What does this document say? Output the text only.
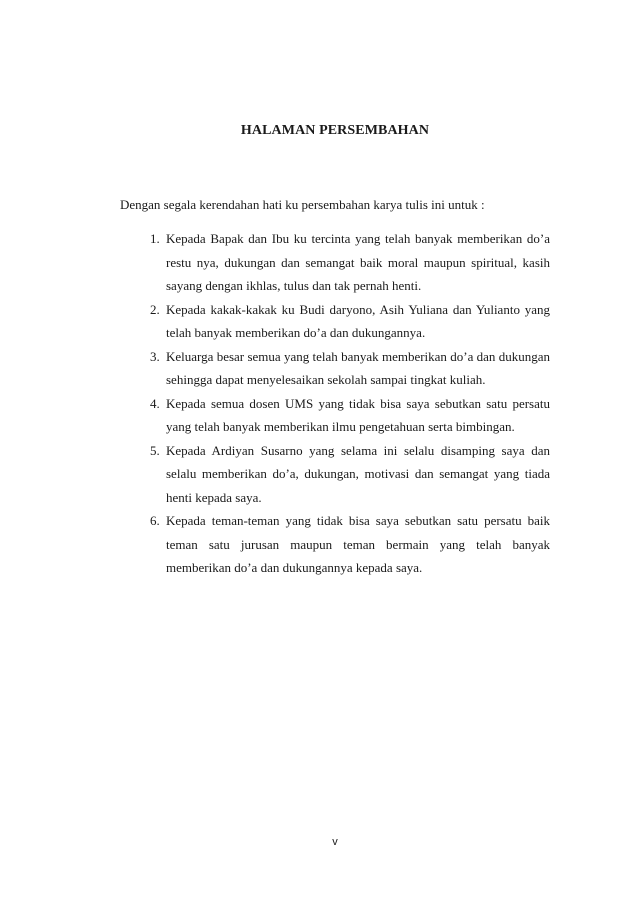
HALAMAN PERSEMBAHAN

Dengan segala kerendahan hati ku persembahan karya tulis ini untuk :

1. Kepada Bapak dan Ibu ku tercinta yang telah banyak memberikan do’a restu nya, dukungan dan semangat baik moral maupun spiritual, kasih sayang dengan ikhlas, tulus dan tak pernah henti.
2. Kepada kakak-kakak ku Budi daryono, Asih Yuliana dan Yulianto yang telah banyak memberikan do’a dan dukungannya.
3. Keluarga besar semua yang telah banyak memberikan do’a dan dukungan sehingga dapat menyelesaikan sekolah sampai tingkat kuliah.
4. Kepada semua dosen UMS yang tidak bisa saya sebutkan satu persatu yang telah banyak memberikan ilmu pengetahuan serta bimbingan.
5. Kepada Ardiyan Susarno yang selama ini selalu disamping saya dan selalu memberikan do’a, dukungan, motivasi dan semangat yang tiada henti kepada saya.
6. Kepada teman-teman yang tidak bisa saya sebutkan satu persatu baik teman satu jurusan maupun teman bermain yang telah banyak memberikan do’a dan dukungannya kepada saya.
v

**INSTRUCTION**
Copy out each line of the records where the string "tidak" appears.

**IN RESPONSE**
4. Kepada semua dosen UMS yang tidak bisa saya sebutkan satu persatu yang telah banyak memberikan ilmu pengetahuan serta bimbingan.
6. Kepada teman-teman yang tidak bisa saya sebutkan satu persatu baik teman satu jurusan maupun teman bermain yang telah banyak memberikan do’a dan dukungannya kepada saya.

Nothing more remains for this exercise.